# TASK
From the listing below, extract every line in which the word "evaluation" appears.

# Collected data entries
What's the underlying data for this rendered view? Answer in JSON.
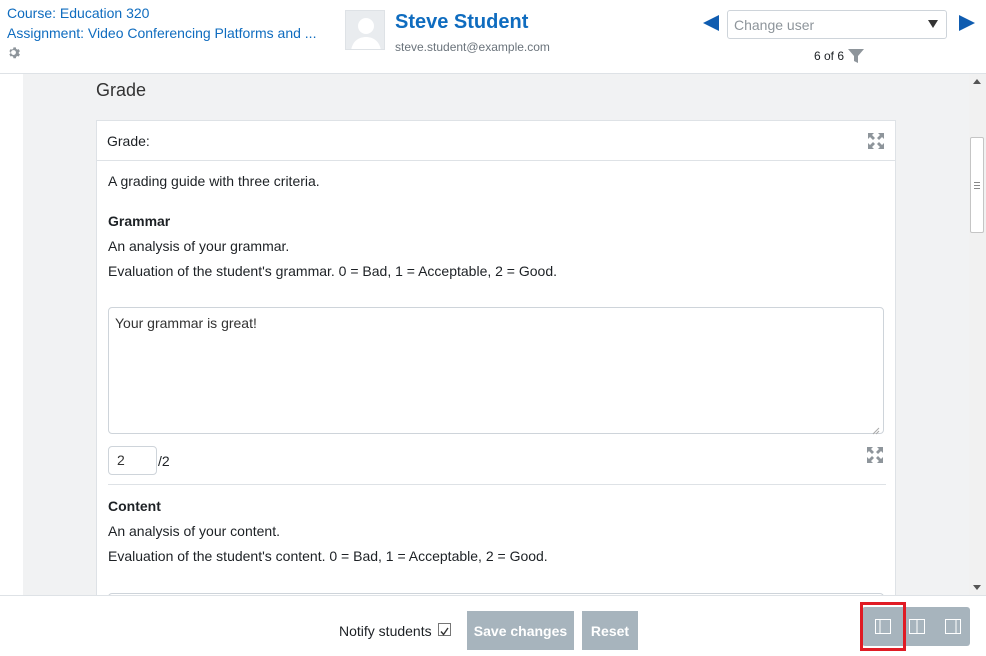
{
  "header": {
    "course": "Course: Education 320",
    "assignment": "Assignment: Video Conferencing Platforms and ...",
    "user_name": "Steve Student",
    "user_email": "steve.student@example.com",
    "change_user_placeholder": "Change user",
    "count": "6 of 6"
  },
  "panel": {
    "title": "Grade",
    "card_header": "Grade:",
    "guide_description": "A grading guide with three criteria.",
    "criteria": [
      {
        "name": "Grammar",
        "description": "An analysis of your grammar.",
        "evaluation": "Evaluation of the student's grammar. 0 = Bad, 1 = Acceptable, 2 = Good.",
        "remark": "Your grammar is great!",
        "score": "2",
        "max": "/2"
      },
      {
        "name": "Content",
        "description": "An analysis of your content.",
        "evaluation": "Evaluation of the student's content. 0 = Bad, 1 = Acceptable, 2 = Good."
      }
    ]
  },
  "footer": {
    "notify_label": "Notify students",
    "notify_checked": true,
    "save_label": "Save changes",
    "reset_label": "Reset"
  },
  "colors": {
    "link": "#0f6cbf",
    "button_bg": "#a7b4bd",
    "highlight": "#e01b24",
    "panel_bg": "#f1f2f3"
  },
  "icons": [
    "gear-icon",
    "avatar",
    "prev-user-icon",
    "next-user-icon",
    "filter-icon",
    "expand-icon",
    "layout-collapse-left-icon",
    "layout-default-icon",
    "layout-collapse-right-icon"
  ]
}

# EXERCISE ANSWER
        "evaluation": "Evaluation of the student's grammar. 0 = Bad, 1 = Acceptable, 2 = Good.",
        "evaluation": "Evaluation of the student's content. 0 = Bad, 1 = Acceptable, 2 = Good."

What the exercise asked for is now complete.